_Task description_: List, from the lines below, each one with "color" in it.

(Stored items from a collection)
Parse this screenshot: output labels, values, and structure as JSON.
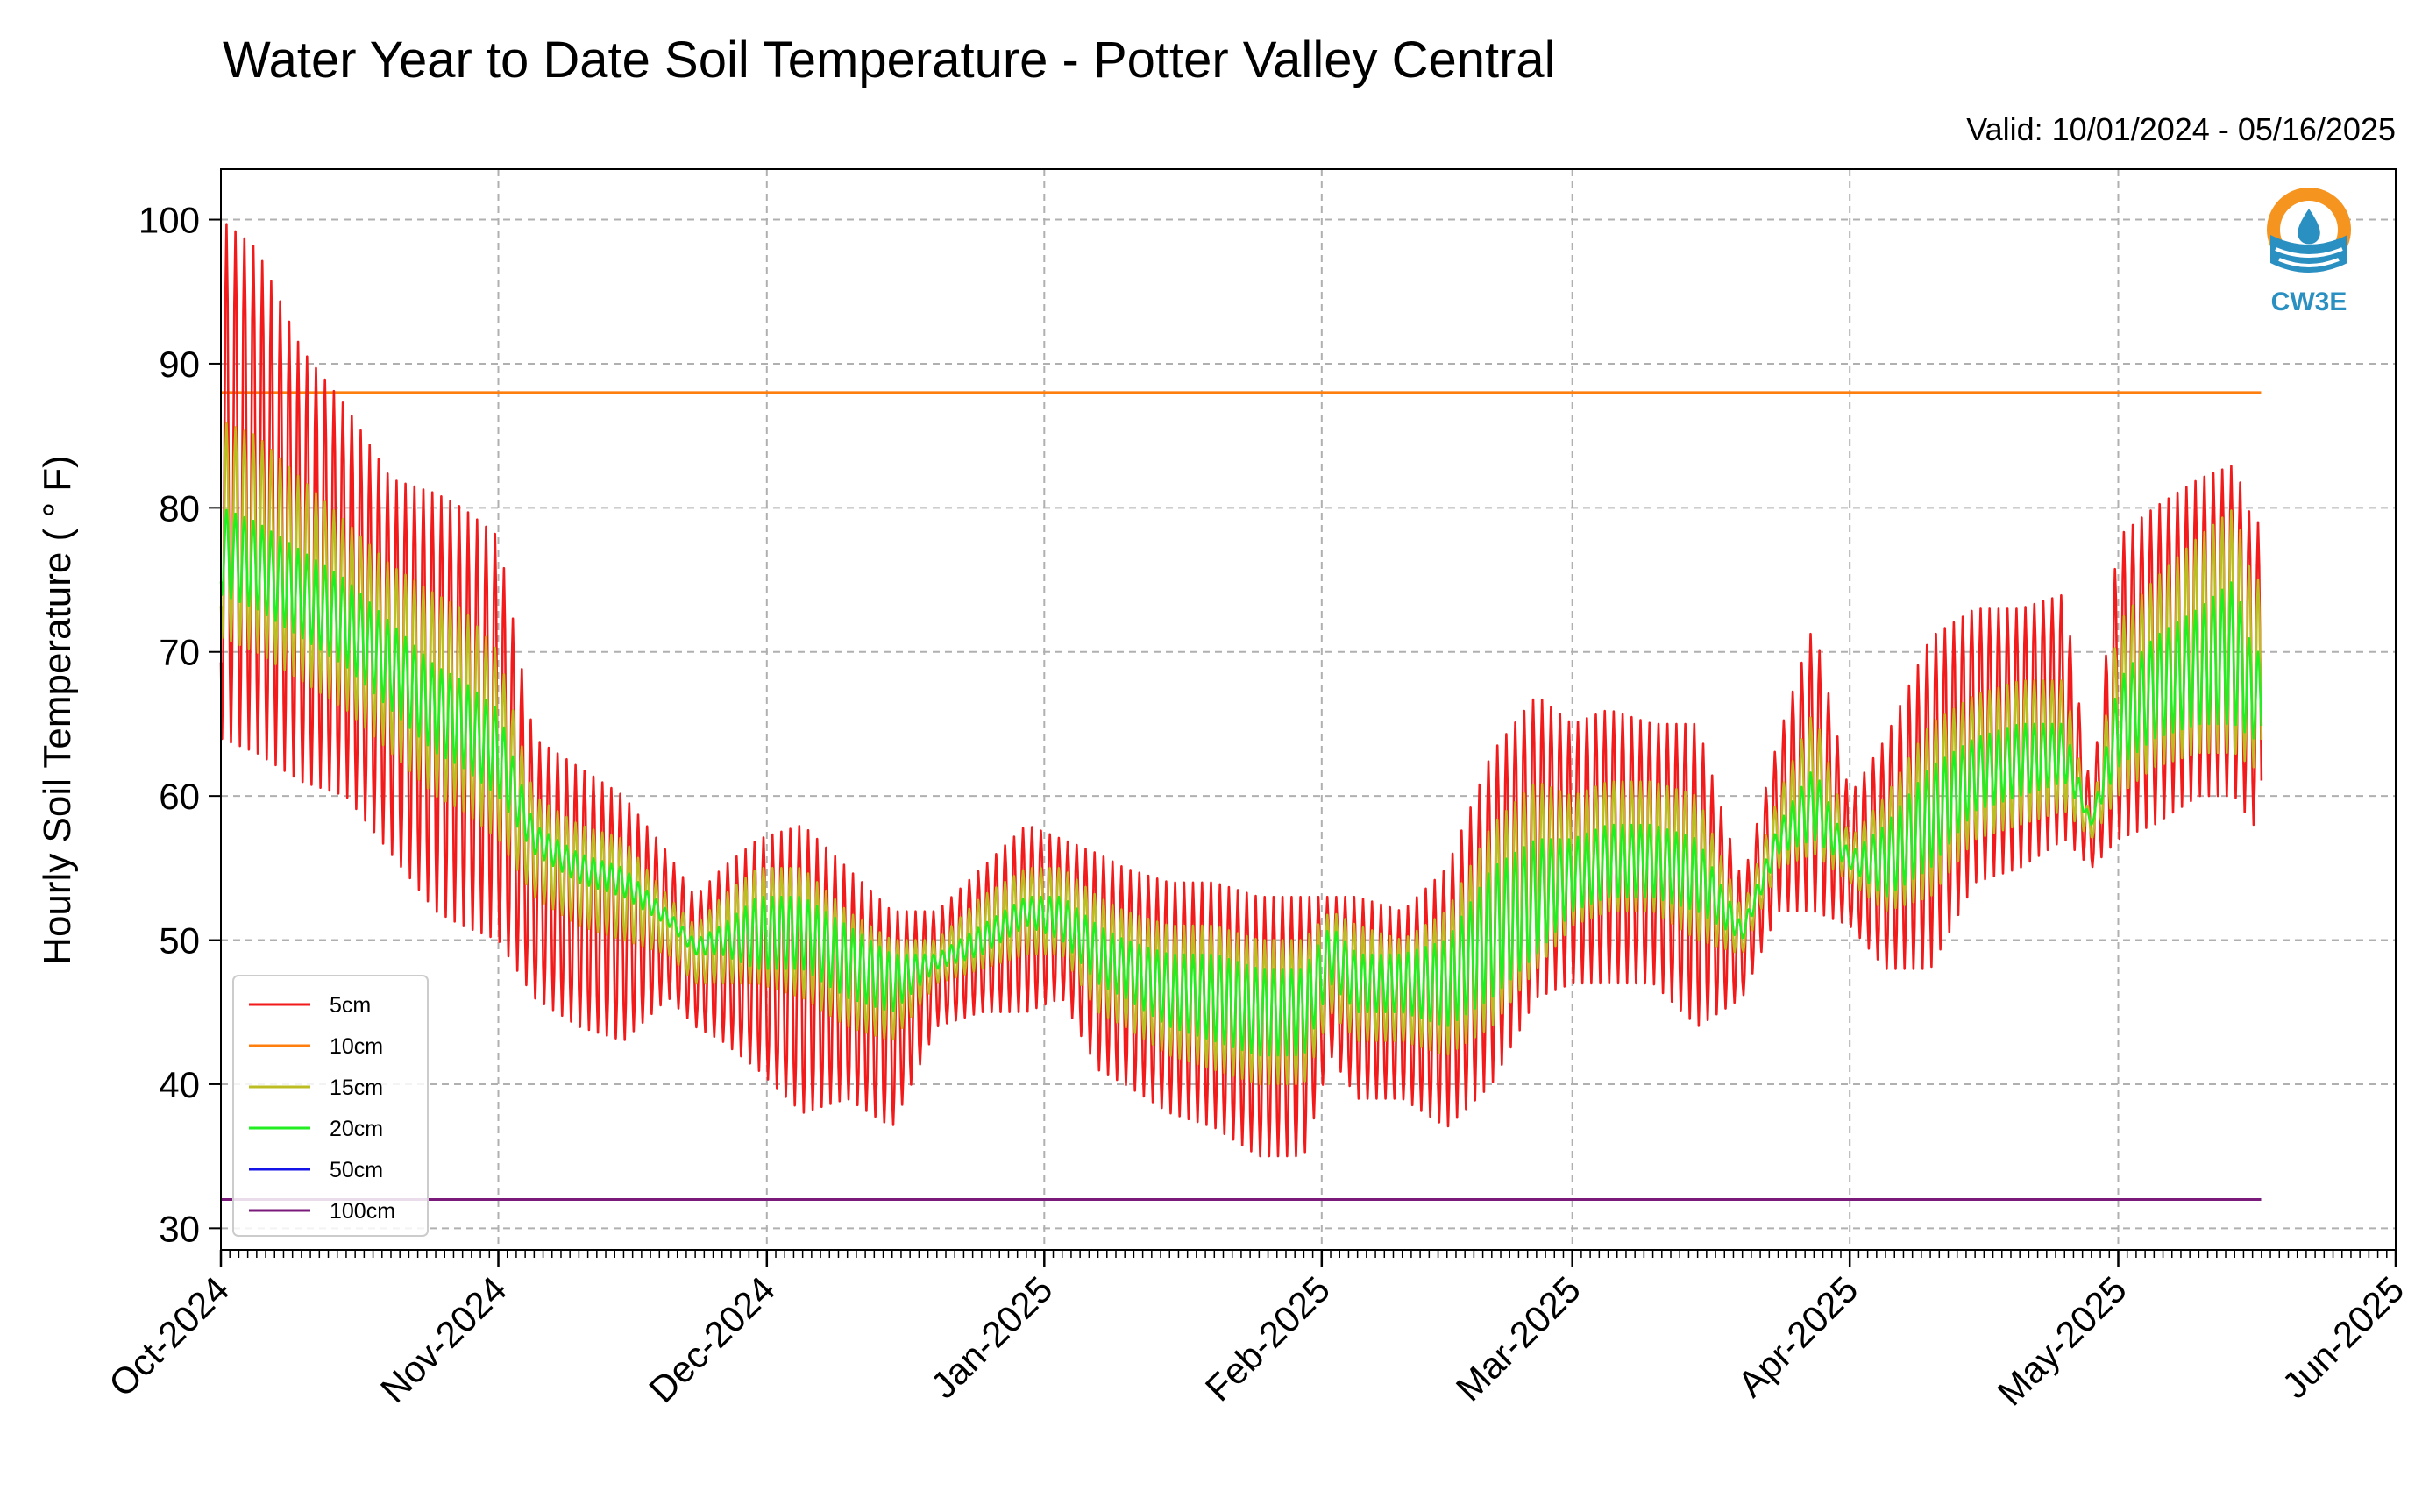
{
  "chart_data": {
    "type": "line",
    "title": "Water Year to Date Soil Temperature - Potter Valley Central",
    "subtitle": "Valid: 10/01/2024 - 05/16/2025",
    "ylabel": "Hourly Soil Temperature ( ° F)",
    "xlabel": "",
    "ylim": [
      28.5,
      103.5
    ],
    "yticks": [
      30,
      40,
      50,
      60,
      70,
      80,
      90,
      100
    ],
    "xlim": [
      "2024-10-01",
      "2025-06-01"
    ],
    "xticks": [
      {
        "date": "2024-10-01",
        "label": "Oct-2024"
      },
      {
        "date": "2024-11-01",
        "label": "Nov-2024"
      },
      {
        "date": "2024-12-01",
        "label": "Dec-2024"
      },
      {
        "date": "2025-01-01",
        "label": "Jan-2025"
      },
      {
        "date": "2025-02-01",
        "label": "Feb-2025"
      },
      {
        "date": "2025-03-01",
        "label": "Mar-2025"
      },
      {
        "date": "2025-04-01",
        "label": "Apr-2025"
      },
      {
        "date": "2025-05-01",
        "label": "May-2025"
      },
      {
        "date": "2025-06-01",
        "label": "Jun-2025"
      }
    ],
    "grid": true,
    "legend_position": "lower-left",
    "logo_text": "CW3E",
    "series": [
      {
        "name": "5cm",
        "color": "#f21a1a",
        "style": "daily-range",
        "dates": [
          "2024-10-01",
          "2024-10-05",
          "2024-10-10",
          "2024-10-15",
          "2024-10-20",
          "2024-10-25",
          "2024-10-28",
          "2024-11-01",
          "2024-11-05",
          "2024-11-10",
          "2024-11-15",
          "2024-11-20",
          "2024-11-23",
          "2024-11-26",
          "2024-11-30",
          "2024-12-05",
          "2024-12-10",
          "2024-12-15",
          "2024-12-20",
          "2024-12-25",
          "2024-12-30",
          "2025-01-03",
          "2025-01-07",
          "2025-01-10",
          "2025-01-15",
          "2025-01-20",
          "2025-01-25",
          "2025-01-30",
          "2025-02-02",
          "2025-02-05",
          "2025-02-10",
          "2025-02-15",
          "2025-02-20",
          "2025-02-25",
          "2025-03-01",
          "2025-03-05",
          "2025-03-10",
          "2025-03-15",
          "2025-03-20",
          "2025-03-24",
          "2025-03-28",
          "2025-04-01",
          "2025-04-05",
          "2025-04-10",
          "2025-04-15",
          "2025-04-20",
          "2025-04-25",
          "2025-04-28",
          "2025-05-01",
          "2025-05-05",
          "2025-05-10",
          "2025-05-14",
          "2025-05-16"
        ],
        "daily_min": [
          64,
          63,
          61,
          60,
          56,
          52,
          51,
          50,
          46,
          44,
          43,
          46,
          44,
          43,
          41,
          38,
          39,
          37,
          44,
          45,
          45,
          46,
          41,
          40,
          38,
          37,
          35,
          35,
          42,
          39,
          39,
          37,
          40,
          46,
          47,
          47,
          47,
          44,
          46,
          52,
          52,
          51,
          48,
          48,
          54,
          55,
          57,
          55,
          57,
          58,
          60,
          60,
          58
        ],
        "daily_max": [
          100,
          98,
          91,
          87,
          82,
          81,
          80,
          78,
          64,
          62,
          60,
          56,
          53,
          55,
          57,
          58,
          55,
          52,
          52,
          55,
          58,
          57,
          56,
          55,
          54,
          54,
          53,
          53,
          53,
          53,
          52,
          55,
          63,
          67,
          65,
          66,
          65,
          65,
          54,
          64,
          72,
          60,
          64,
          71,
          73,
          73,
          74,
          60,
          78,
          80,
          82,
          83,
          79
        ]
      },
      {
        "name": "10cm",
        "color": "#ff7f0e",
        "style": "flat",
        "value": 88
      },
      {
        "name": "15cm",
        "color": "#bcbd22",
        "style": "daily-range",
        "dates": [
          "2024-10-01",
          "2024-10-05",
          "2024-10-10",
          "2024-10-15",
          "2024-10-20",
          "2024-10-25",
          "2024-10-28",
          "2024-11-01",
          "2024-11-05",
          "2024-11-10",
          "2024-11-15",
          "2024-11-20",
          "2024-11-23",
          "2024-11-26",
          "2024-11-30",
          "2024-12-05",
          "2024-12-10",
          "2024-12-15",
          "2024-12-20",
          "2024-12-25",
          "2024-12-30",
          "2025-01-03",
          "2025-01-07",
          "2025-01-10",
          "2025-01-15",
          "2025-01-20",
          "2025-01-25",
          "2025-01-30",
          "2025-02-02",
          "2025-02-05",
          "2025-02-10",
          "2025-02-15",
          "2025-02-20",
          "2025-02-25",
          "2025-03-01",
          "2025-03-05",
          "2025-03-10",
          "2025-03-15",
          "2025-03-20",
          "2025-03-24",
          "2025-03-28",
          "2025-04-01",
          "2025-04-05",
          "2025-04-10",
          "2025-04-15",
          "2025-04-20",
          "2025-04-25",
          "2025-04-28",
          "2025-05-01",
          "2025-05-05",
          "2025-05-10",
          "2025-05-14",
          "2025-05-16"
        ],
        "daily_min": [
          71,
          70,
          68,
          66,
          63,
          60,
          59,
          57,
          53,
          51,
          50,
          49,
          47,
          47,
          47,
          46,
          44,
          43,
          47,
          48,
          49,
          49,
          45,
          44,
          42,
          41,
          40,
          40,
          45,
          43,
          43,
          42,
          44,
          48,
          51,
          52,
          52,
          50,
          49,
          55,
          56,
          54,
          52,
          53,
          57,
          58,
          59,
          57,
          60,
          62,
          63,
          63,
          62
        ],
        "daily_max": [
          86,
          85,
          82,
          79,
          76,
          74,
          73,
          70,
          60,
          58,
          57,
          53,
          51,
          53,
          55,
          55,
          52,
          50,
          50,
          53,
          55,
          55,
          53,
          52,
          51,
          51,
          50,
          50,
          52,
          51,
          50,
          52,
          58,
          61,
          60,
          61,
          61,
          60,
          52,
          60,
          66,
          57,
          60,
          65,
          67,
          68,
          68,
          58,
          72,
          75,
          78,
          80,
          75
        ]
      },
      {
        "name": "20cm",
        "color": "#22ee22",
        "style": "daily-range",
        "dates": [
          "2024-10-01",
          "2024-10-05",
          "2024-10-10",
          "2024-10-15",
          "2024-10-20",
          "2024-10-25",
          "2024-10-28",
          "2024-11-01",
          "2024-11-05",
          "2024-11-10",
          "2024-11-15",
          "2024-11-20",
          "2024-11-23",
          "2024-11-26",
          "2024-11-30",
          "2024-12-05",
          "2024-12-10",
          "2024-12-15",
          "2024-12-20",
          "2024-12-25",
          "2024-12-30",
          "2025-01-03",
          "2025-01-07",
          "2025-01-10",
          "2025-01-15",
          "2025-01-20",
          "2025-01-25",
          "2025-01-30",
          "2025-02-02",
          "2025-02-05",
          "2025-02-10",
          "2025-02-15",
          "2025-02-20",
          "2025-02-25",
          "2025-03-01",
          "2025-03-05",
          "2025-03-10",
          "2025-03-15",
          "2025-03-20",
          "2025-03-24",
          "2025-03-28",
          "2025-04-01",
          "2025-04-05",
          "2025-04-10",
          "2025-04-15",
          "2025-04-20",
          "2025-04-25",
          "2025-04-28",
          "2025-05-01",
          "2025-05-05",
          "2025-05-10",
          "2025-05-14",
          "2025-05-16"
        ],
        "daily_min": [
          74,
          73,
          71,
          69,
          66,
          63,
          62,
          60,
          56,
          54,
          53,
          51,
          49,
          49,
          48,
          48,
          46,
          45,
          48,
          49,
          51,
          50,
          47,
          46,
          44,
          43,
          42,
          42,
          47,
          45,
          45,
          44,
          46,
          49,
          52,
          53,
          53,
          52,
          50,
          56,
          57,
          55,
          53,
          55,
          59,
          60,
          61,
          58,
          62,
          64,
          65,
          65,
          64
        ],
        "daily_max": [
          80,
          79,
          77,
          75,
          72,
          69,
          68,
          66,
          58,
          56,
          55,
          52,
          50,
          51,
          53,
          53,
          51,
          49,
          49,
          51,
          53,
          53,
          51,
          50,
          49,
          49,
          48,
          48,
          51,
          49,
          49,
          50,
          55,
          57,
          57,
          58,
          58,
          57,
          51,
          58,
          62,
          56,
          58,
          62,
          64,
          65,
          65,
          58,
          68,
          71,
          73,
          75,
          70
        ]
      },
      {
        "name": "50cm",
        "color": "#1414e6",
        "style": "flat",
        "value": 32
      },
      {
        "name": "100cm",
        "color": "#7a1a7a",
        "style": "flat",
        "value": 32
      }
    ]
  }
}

_Solution to the exercise_:
        "color": "#f21a1a",
        "color": "#ff7f0e",
        "color": "#bcbd22",
        "color": "#22ee22",
        "color": "#1414e6",
        "color": "#7a1a7a",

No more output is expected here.